Data extracted from a collection:
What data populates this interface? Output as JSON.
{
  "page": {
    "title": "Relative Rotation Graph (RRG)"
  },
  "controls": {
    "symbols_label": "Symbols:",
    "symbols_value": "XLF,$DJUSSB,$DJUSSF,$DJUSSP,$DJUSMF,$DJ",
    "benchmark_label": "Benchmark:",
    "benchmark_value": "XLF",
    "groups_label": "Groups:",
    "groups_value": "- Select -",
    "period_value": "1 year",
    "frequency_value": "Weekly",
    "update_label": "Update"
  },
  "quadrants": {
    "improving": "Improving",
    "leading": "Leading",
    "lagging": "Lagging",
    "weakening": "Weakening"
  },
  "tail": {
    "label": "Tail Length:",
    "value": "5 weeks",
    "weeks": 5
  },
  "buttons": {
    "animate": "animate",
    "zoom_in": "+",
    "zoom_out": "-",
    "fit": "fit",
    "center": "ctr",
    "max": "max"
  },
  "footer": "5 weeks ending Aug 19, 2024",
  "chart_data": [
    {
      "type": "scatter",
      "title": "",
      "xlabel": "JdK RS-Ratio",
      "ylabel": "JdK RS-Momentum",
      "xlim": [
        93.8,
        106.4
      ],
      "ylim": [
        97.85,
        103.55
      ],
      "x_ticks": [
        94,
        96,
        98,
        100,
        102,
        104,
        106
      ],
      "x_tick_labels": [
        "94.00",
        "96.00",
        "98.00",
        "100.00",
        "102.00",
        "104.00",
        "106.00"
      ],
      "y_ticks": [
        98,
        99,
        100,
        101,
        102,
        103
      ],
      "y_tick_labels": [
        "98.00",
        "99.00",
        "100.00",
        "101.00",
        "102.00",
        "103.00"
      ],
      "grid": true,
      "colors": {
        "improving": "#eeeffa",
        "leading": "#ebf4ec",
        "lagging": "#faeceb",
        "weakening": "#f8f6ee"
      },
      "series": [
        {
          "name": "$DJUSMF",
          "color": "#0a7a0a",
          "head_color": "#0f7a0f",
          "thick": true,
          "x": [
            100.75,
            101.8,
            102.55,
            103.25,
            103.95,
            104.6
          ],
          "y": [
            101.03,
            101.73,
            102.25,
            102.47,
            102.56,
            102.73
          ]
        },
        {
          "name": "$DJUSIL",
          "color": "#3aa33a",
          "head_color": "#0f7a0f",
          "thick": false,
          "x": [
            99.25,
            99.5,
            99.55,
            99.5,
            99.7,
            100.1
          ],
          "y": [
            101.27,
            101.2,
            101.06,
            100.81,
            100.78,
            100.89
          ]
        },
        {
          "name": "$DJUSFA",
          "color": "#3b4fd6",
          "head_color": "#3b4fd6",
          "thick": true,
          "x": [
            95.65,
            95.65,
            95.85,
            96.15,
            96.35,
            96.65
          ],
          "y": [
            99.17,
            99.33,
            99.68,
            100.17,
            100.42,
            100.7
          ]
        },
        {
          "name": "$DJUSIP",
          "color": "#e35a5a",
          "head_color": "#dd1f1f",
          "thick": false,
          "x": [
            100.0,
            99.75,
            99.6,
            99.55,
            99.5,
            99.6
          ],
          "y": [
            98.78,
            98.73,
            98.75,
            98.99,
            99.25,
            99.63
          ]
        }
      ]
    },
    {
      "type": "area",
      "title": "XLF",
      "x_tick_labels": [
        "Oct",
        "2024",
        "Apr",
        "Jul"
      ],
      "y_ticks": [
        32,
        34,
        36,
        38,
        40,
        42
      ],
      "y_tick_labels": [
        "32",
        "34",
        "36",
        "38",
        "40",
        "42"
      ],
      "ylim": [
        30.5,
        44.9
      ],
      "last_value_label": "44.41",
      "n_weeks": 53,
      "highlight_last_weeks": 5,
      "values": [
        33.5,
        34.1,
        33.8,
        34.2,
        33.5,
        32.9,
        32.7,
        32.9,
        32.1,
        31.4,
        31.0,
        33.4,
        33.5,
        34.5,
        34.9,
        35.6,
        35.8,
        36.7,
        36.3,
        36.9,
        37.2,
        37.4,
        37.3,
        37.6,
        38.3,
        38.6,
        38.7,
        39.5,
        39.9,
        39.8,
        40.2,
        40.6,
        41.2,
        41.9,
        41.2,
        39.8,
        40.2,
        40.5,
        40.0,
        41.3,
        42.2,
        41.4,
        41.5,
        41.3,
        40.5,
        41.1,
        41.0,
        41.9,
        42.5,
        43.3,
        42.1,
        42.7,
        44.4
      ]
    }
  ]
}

| Written problem |
Repeat every record, keeping each word and mark exactly as it is.

| Task response |
What data populates this interface? Output as JSON.
{
  "page": {
    "title": "Relative Rotation Graph (RRG)"
  },
  "controls": {
    "symbols_label": "Symbols:",
    "symbols_value": "XLF,$DJUSSB,$DJUSSF,$DJUSSP,$DJUSMF,$DJ",
    "benchmark_label": "Benchmark:",
    "benchmark_value": "XLF",
    "groups_label": "Groups:",
    "groups_value": "- Select -",
    "period_value": "1 year",
    "frequency_value": "Weekly",
    "update_label": "Update"
  },
  "quadrants": {
    "improving": "Improving",
    "leading": "Leading",
    "lagging": "Lagging",
    "weakening": "Weakening"
  },
  "tail": {
    "label": "Tail Length:",
    "value": "5 weeks",
    "weeks": 5
  },
  "buttons": {
    "animate": "animate",
    "zoom_in": "+",
    "zoom_out": "-",
    "fit": "fit",
    "center": "ctr",
    "max": "max"
  },
  "footer": "5 weeks ending Aug 19, 2024",
  "chart_data": [
    {
      "type": "scatter",
      "title": "",
      "xlabel": "JdK RS-Ratio",
      "ylabel": "JdK RS-Momentum",
      "xlim": [
        93.8,
        106.4
      ],
      "ylim": [
        97.85,
        103.55
      ],
      "x_ticks": [
        94,
        96,
        98,
        100,
        102,
        104,
        106
      ],
      "x_tick_labels": [
        "94.00",
        "96.00",
        "98.00",
        "100.00",
        "102.00",
        "104.00",
        "106.00"
      ],
      "y_ticks": [
        98,
        99,
        100,
        101,
        102,
        103
      ],
      "y_tick_labels": [
        "98.00",
        "99.00",
        "100.00",
        "101.00",
        "102.00",
        "103.00"
      ],
      "grid": true,
      "colors": {
        "improving": "#eeeffa",
        "leading": "#ebf4ec",
        "lagging": "#faeceb",
        "weakening": "#f8f6ee"
      },
      "series": [
        {
          "name": "$DJUSMF",
          "color": "#0a7a0a",
          "head_color": "#0f7a0f",
          "thick": true,
          "x": [
            100.75,
            101.8,
            102.55,
            103.25,
            103.95,
            104.6
          ],
          "y": [
            101.03,
            101.73,
            102.25,
            102.47,
            102.56,
            102.73
          ]
        },
        {
          "name": "$DJUSIL",
          "color": "#3aa33a",
          "head_color": "#0f7a0f",
          "thick": false,
          "x": [
            99.25,
            99.5,
            99.55,
            99.5,
            99.7,
            100.1
          ],
          "y": [
            101.27,
            101.2,
            101.06,
            100.81,
            100.78,
            100.89
          ]
        },
        {
          "name": "$DJUSFA",
          "color": "#3b4fd6",
          "head_color": "#3b4fd6",
          "thick": true,
          "x": [
            95.65,
            95.65,
            95.85,
            96.15,
            96.35,
            96.65
          ],
          "y": [
            99.17,
            99.33,
            99.68,
            100.17,
            100.42,
            100.7
          ]
        },
        {
          "name": "$DJUSIP",
          "color": "#e35a5a",
          "head_color": "#dd1f1f",
          "thick": false,
          "x": [
            100.0,
            99.75,
            99.6,
            99.55,
            99.5,
            99.6
          ],
          "y": [
            98.78,
            98.73,
            98.75,
            98.99,
            99.25,
            99.63
          ]
        }
      ]
    },
    {
      "type": "area",
      "title": "XLF",
      "x_tick_labels": [
        "Oct",
        "2024",
        "Apr",
        "Jul"
      ],
      "y_ticks": [
        32,
        34,
        36,
        38,
        40,
        42
      ],
      "y_tick_labels": [
        "32",
        "34",
        "36",
        "38",
        "40",
        "42"
      ],
      "ylim": [
        30.5,
        44.9
      ],
      "last_value_label": "44.41",
      "n_weeks": 53,
      "highlight_last_weeks": 5,
      "values": [
        33.5,
        34.1,
        33.8,
        34.2,
        33.5,
        32.9,
        32.7,
        32.9,
        32.1,
        31.4,
        31.0,
        33.4,
        33.5,
        34.5,
        34.9,
        35.6,
        35.8,
        36.7,
        36.3,
        36.9,
        37.2,
        37.4,
        37.3,
        37.6,
        38.3,
        38.6,
        38.7,
        39.5,
        39.9,
        39.8,
        40.2,
        40.6,
        41.2,
        41.9,
        41.2,
        39.8,
        40.2,
        40.5,
        40.0,
        41.3,
        42.2,
        41.4,
        41.5,
        41.3,
        40.5,
        41.1,
        41.0,
        41.9,
        42.5,
        43.3,
        42.1,
        42.7,
        44.4
      ]
    }
  ]
}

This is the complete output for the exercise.